● **What you have to do**
Arrange the lines of the records as a numbered list, from the first line through the line containing "bar xyxy=(727,71,736,225)", both included, leaving out any blank lines.

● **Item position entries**

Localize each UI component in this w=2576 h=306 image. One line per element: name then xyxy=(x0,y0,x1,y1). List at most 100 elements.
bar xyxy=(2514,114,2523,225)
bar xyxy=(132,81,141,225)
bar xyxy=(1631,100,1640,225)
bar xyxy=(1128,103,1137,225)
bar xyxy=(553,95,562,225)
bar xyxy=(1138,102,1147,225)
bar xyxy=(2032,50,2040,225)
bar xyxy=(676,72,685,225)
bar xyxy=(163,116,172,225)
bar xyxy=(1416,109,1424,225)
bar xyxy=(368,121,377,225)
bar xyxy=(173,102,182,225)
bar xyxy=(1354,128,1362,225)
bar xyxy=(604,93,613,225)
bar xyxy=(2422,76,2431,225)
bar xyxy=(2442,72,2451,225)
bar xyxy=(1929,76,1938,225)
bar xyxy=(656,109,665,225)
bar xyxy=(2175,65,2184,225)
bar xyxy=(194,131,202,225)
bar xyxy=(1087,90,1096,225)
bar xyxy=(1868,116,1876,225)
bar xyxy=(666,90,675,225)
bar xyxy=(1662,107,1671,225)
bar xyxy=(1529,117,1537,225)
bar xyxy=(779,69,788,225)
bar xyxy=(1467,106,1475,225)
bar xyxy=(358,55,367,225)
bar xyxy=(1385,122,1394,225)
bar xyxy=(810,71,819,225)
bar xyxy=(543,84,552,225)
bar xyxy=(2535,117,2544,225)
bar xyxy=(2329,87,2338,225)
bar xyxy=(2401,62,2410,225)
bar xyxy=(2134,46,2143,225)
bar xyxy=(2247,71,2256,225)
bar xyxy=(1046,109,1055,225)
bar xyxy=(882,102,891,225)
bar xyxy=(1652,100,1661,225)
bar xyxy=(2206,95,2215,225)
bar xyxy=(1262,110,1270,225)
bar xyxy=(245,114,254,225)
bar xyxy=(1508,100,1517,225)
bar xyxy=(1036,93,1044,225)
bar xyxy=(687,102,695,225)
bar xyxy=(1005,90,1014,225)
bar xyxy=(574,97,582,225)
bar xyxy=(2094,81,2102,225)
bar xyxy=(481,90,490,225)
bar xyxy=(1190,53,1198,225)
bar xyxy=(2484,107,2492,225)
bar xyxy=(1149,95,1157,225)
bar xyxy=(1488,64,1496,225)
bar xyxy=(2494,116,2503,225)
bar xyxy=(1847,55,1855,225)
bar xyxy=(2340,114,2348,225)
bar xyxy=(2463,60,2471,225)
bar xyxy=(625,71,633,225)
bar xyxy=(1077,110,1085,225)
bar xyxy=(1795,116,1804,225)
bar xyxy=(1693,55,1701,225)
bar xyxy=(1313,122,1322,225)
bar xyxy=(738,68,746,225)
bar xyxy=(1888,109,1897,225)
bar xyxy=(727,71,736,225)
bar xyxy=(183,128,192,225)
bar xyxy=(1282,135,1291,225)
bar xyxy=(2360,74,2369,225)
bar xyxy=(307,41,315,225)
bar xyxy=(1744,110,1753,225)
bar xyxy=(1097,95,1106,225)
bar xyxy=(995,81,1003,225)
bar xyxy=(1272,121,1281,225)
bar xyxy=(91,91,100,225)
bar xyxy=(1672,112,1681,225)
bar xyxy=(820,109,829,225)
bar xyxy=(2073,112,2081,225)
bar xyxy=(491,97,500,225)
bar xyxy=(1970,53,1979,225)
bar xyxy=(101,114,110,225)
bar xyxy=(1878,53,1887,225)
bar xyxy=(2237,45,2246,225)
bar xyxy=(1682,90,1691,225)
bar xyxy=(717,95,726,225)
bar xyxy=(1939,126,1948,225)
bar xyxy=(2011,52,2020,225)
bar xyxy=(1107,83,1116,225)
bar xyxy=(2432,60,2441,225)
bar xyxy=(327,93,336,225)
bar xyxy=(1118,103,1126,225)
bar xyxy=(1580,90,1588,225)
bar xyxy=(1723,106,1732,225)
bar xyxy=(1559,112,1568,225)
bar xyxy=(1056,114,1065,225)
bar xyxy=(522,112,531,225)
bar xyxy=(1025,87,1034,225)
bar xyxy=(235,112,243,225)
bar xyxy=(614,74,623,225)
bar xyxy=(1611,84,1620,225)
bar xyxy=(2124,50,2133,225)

● **Exercise answer**
1. Localize each UI component in this w=2576 h=306 image. One line per element: name then xyxy=(x0,y0,x1,y1). List at most 100 elements.
2. bar xyxy=(2514,114,2523,225)
3. bar xyxy=(132,81,141,225)
4. bar xyxy=(1631,100,1640,225)
5. bar xyxy=(1128,103,1137,225)
6. bar xyxy=(553,95,562,225)
7. bar xyxy=(1138,102,1147,225)
8. bar xyxy=(2032,50,2040,225)
9. bar xyxy=(676,72,685,225)
10. bar xyxy=(163,116,172,225)
11. bar xyxy=(1416,109,1424,225)
12. bar xyxy=(368,121,377,225)
13. bar xyxy=(173,102,182,225)
14. bar xyxy=(1354,128,1362,225)
15. bar xyxy=(604,93,613,225)
16. bar xyxy=(2422,76,2431,225)
17. bar xyxy=(2442,72,2451,225)
18. bar xyxy=(1929,76,1938,225)
19. bar xyxy=(656,109,665,225)
20. bar xyxy=(2175,65,2184,225)
21. bar xyxy=(194,131,202,225)
22. bar xyxy=(1087,90,1096,225)
23. bar xyxy=(1868,116,1876,225)
24. bar xyxy=(666,90,675,225)
25. bar xyxy=(1662,107,1671,225)
26. bar xyxy=(1529,117,1537,225)
27. bar xyxy=(779,69,788,225)
28. bar xyxy=(1467,106,1475,225)
29. bar xyxy=(358,55,367,225)
30. bar xyxy=(1385,122,1394,225)
31. bar xyxy=(810,71,819,225)
32. bar xyxy=(543,84,552,225)
33. bar xyxy=(2535,117,2544,225)
34. bar xyxy=(2329,87,2338,225)
35. bar xyxy=(2401,62,2410,225)
36. bar xyxy=(2134,46,2143,225)
37. bar xyxy=(2247,71,2256,225)
38. bar xyxy=(1046,109,1055,225)
39. bar xyxy=(882,102,891,225)
40. bar xyxy=(1652,100,1661,225)
41. bar xyxy=(2206,95,2215,225)
42. bar xyxy=(1262,110,1270,225)
43. bar xyxy=(245,114,254,225)
44. bar xyxy=(1508,100,1517,225)
45. bar xyxy=(1036,93,1044,225)
46. bar xyxy=(687,102,695,225)
47. bar xyxy=(1005,90,1014,225)
48. bar xyxy=(574,97,582,225)
49. bar xyxy=(2094,81,2102,225)
50. bar xyxy=(481,90,490,225)
51. bar xyxy=(1190,53,1198,225)
52. bar xyxy=(2484,107,2492,225)
53. bar xyxy=(1149,95,1157,225)
54. bar xyxy=(1488,64,1496,225)
55. bar xyxy=(2494,116,2503,225)
56. bar xyxy=(1847,55,1855,225)
57. bar xyxy=(2340,114,2348,225)
58. bar xyxy=(2463,60,2471,225)
59. bar xyxy=(625,71,633,225)
60. bar xyxy=(1077,110,1085,225)
61. bar xyxy=(1795,116,1804,225)
62. bar xyxy=(1693,55,1701,225)
63. bar xyxy=(1313,122,1322,225)
64. bar xyxy=(738,68,746,225)
65. bar xyxy=(1888,109,1897,225)
66. bar xyxy=(727,71,736,225)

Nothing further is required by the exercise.